[Start of Attachment]
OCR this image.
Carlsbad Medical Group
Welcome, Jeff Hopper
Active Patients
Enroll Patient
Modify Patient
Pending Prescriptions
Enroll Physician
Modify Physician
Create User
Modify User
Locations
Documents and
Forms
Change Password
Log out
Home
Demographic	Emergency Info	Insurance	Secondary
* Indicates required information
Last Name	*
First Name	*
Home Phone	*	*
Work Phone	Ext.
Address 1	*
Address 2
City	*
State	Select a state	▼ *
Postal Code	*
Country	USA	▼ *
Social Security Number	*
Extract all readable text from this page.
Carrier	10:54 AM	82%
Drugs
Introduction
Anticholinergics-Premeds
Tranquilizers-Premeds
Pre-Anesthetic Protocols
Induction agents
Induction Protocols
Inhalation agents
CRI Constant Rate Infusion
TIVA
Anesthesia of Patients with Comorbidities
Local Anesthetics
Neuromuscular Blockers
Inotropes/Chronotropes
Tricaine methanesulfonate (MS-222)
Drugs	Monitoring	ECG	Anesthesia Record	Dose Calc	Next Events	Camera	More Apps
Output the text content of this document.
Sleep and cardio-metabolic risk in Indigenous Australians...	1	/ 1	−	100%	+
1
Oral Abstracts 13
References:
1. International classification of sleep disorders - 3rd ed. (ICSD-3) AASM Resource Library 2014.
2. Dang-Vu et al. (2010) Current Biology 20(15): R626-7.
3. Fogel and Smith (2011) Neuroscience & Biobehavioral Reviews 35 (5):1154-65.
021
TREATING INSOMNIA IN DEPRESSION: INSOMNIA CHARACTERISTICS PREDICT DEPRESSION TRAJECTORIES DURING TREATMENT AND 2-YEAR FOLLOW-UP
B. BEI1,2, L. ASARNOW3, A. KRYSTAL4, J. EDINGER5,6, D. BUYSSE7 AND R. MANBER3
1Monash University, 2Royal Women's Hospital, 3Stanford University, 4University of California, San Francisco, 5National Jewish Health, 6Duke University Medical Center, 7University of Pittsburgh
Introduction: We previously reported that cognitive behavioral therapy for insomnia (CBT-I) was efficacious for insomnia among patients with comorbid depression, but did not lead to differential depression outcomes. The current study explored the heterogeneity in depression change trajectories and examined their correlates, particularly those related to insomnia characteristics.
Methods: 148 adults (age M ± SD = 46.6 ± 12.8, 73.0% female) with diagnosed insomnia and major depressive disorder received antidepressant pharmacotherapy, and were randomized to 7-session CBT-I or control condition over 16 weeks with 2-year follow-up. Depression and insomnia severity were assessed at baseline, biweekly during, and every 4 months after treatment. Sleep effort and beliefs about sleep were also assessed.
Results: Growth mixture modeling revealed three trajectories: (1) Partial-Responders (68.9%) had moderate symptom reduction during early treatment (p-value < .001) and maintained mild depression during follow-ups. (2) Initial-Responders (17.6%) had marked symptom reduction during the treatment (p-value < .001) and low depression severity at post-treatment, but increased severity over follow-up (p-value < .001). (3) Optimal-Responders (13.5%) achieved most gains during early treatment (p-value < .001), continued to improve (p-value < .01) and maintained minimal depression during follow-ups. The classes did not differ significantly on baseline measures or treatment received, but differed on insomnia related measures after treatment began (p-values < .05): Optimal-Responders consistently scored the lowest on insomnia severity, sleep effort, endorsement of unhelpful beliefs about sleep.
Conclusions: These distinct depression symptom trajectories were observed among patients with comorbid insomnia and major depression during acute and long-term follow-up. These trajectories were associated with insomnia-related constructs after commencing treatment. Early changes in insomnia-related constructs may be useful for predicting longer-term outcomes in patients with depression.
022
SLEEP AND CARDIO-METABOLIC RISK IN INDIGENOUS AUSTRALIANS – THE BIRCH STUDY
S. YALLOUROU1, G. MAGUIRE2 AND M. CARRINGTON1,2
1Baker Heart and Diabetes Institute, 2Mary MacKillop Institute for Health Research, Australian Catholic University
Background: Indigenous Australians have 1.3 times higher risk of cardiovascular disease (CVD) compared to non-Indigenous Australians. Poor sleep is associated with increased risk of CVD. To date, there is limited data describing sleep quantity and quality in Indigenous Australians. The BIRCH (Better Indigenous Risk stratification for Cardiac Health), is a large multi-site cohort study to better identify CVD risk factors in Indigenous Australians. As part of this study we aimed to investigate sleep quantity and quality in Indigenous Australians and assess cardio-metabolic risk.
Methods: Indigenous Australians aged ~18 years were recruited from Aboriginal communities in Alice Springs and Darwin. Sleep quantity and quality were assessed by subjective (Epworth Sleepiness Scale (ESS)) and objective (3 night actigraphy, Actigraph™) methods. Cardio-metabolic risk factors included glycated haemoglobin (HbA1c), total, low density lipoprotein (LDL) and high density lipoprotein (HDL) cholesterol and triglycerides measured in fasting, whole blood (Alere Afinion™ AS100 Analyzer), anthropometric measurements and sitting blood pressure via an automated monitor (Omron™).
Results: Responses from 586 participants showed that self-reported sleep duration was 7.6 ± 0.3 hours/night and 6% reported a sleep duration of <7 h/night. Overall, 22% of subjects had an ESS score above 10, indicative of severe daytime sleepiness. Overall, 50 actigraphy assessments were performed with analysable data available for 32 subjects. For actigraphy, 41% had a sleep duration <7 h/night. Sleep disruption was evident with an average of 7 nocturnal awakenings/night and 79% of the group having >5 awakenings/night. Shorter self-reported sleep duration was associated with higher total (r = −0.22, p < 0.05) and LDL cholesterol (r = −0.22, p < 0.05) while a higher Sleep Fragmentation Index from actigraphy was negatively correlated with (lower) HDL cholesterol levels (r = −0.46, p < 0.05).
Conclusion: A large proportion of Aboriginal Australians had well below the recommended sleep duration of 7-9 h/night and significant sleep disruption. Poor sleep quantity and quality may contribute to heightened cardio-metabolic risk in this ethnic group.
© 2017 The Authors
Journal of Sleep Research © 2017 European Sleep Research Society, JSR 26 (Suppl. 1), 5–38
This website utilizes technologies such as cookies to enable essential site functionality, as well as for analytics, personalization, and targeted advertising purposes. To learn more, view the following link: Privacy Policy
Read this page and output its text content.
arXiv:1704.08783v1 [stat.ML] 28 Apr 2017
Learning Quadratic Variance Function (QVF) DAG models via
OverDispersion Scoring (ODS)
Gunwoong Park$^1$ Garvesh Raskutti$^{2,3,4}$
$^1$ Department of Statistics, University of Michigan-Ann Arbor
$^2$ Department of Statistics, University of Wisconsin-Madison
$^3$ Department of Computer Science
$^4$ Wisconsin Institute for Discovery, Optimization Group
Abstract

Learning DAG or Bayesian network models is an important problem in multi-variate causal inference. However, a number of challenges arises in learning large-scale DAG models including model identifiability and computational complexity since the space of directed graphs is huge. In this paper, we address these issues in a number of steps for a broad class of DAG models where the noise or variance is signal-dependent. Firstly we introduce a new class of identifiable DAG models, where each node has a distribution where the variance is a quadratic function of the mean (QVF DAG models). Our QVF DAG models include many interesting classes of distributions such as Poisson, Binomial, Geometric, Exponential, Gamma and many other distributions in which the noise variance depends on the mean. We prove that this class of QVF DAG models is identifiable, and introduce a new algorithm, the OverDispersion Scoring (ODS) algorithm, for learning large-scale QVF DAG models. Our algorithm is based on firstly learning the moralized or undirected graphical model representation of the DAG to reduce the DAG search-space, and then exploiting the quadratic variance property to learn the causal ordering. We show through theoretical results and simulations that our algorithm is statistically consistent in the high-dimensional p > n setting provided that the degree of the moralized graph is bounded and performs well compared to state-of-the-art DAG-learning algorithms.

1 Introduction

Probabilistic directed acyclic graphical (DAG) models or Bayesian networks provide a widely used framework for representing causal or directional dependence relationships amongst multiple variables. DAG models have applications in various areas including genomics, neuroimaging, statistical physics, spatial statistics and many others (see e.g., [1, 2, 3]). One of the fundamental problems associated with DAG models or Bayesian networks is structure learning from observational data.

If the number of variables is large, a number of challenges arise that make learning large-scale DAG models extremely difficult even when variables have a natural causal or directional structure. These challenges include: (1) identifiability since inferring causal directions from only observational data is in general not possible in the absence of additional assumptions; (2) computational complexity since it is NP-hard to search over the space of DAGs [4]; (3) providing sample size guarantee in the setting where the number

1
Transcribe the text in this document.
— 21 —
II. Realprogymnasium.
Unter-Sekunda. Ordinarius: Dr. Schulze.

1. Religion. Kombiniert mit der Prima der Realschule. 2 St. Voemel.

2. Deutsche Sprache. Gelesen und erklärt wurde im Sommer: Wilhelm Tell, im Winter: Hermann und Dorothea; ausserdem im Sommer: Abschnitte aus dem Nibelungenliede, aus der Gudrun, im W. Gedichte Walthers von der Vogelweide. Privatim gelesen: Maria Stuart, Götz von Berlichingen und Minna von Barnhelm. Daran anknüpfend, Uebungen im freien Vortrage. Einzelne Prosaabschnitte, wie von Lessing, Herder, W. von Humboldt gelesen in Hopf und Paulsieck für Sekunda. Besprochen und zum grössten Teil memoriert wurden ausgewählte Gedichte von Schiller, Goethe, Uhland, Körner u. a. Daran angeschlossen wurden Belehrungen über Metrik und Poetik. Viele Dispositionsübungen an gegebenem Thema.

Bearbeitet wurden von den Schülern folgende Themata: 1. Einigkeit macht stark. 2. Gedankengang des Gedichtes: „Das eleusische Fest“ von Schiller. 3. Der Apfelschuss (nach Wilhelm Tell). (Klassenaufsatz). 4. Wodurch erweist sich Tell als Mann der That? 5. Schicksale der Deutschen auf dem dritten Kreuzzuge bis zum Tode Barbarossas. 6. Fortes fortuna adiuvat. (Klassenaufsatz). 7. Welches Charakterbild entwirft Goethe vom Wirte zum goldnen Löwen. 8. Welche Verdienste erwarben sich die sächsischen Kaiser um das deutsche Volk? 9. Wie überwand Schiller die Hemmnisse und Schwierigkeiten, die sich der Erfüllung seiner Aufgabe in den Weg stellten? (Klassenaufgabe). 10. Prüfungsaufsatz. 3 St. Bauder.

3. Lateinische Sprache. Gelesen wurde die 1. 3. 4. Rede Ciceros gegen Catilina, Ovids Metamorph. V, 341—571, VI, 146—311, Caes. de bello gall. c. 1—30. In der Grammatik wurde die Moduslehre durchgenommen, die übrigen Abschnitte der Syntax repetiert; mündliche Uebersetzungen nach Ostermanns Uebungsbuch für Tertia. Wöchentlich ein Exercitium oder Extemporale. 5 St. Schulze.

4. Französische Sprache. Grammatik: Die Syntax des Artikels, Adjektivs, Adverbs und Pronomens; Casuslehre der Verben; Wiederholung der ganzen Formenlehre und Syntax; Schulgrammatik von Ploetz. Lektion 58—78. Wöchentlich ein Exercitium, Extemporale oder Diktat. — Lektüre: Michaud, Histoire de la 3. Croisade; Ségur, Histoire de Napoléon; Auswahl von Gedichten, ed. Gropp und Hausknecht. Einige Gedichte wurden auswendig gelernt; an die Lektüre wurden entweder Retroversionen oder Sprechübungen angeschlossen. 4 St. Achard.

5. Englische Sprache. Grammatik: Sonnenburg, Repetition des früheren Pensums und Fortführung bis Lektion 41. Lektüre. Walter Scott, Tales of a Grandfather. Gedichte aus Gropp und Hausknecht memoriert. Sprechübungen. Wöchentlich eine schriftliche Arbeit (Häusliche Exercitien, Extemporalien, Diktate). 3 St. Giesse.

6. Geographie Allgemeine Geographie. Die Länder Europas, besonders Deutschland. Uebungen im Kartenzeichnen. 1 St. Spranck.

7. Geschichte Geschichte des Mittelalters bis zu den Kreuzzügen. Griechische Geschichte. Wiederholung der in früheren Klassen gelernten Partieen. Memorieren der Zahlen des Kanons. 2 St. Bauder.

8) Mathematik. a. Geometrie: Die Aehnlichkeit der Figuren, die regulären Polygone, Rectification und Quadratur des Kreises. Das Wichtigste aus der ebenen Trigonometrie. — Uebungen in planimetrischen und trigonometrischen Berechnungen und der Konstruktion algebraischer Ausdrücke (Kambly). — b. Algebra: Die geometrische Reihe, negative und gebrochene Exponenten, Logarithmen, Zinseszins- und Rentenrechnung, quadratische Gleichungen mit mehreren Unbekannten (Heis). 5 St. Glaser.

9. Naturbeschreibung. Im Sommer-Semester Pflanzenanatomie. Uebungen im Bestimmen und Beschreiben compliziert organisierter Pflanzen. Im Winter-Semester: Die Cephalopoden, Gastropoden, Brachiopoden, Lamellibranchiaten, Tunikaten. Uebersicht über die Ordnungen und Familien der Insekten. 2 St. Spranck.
[End of Attachment]
* **Work instructions**
Scan the material above. Extract every line in which the word "content" occurs.

* **Task solution**
Output the text content of this document.
Read this page and output its text content.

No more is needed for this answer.